[Data listing]
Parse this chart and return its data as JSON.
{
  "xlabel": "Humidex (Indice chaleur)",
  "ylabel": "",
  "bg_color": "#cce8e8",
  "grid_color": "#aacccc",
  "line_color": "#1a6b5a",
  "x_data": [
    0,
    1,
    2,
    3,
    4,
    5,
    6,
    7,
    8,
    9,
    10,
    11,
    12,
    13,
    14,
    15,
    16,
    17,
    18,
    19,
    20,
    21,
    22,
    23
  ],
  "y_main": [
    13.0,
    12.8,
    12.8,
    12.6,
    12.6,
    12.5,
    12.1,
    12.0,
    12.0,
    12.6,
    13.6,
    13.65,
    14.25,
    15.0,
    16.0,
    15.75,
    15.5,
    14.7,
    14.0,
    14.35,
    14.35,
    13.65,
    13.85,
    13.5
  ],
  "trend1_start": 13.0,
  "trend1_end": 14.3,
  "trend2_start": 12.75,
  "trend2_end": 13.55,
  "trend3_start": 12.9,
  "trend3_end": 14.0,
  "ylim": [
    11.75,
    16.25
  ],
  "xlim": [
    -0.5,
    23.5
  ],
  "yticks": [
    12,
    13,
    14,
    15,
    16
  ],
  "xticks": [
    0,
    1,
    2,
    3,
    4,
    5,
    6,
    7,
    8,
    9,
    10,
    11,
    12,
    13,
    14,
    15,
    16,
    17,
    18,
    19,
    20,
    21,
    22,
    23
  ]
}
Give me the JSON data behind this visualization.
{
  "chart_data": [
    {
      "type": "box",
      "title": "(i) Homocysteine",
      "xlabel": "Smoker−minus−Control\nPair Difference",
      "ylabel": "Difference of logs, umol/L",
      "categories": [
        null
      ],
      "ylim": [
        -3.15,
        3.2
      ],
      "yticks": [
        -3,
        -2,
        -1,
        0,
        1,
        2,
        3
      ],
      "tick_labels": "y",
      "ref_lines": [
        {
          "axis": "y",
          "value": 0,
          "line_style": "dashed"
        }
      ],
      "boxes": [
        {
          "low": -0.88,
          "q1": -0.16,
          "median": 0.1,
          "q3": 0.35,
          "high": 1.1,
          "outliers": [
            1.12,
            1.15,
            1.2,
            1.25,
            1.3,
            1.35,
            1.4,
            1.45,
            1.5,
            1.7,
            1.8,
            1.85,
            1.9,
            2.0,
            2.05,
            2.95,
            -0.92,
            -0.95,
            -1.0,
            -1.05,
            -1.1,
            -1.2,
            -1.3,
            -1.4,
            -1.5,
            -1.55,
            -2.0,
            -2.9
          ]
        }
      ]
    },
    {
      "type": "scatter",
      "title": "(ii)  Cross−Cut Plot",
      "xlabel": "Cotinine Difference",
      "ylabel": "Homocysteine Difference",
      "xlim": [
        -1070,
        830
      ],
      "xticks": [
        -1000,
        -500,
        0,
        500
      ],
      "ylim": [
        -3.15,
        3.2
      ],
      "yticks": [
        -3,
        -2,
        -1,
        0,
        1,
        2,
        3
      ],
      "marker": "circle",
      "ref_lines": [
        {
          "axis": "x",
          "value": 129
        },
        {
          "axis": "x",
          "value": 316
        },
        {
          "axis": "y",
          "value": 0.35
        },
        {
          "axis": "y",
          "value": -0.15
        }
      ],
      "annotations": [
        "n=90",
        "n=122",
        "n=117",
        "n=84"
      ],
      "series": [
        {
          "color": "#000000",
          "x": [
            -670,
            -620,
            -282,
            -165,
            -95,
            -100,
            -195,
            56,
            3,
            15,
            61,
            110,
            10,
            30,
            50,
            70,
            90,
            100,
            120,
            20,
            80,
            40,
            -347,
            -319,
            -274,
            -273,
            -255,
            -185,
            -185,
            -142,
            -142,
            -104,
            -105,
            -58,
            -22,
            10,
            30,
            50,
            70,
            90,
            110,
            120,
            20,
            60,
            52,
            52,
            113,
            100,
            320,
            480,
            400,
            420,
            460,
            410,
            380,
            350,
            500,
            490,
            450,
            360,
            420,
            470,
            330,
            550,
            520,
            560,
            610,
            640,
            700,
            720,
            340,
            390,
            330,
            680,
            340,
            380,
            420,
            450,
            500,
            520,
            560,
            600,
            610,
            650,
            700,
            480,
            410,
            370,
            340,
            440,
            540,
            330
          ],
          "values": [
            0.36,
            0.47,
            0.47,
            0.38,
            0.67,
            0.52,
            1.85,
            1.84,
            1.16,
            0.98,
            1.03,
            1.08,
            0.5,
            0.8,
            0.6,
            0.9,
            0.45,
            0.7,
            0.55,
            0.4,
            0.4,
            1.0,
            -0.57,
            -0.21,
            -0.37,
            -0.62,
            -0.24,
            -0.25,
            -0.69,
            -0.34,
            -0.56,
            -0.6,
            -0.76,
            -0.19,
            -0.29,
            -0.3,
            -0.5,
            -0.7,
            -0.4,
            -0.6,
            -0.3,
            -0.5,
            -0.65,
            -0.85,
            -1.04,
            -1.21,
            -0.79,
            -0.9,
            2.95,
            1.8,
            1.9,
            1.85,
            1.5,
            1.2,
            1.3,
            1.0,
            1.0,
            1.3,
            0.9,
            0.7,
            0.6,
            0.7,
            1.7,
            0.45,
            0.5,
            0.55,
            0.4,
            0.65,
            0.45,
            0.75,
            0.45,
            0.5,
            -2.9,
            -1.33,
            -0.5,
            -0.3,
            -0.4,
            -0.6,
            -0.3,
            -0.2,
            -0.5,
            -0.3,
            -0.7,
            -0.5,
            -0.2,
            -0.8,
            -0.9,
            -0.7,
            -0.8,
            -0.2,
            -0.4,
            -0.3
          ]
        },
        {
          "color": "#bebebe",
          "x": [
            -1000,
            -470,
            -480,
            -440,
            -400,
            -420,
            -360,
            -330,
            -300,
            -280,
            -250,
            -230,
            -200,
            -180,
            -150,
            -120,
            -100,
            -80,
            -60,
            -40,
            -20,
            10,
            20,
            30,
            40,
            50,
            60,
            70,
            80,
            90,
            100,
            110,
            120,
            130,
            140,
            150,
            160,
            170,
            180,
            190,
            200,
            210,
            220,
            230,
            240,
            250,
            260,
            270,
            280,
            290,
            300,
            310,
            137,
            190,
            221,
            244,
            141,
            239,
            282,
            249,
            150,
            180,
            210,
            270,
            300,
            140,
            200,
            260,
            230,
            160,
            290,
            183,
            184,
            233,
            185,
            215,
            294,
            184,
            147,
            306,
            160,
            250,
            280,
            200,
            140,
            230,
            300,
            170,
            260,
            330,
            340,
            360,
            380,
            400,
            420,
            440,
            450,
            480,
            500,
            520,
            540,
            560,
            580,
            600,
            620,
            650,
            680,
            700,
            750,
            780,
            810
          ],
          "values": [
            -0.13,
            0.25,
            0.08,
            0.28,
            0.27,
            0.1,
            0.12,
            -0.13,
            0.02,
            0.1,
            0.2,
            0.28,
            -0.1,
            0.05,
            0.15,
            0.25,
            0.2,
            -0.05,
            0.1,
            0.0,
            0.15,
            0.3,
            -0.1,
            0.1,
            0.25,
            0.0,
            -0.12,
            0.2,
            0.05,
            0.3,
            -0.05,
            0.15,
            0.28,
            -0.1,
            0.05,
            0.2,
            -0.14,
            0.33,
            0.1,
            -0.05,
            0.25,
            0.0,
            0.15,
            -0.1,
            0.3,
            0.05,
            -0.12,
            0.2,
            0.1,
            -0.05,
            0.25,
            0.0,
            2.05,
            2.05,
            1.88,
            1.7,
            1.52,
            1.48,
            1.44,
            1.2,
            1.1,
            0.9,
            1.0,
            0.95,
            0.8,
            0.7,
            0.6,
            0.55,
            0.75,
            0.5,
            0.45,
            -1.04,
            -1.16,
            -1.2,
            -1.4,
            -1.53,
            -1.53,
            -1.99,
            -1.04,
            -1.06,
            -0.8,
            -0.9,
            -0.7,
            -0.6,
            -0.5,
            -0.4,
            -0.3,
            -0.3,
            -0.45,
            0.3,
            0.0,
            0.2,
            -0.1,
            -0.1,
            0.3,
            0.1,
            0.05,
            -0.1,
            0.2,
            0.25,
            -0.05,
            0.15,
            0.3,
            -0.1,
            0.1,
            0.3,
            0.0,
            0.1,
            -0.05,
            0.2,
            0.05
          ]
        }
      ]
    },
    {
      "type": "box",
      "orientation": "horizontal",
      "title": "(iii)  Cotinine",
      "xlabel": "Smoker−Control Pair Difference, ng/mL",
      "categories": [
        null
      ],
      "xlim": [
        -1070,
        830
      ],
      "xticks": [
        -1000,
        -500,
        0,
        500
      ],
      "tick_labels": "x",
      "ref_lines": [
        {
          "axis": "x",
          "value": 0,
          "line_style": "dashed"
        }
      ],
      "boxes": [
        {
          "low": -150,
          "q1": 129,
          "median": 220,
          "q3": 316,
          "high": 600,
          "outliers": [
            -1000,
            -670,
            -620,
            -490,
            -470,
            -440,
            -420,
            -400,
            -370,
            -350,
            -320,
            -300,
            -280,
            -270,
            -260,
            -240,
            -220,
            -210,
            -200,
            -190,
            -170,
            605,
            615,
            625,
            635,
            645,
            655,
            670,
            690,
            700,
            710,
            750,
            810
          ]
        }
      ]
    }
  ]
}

→ **What the task asks**
Filter the entries down to the lines with the word "Difference" in them.

→ **Task solution**
      "xlabel": "Smoker−minus−Control\nPair Difference",
      "ylabel": "Difference of logs, umol/L",
      "xlabel": "Cotinine Difference",
      "ylabel": "Homocysteine Difference",
      "xlabel": "Smoker−Control Pair Difference, ng/mL",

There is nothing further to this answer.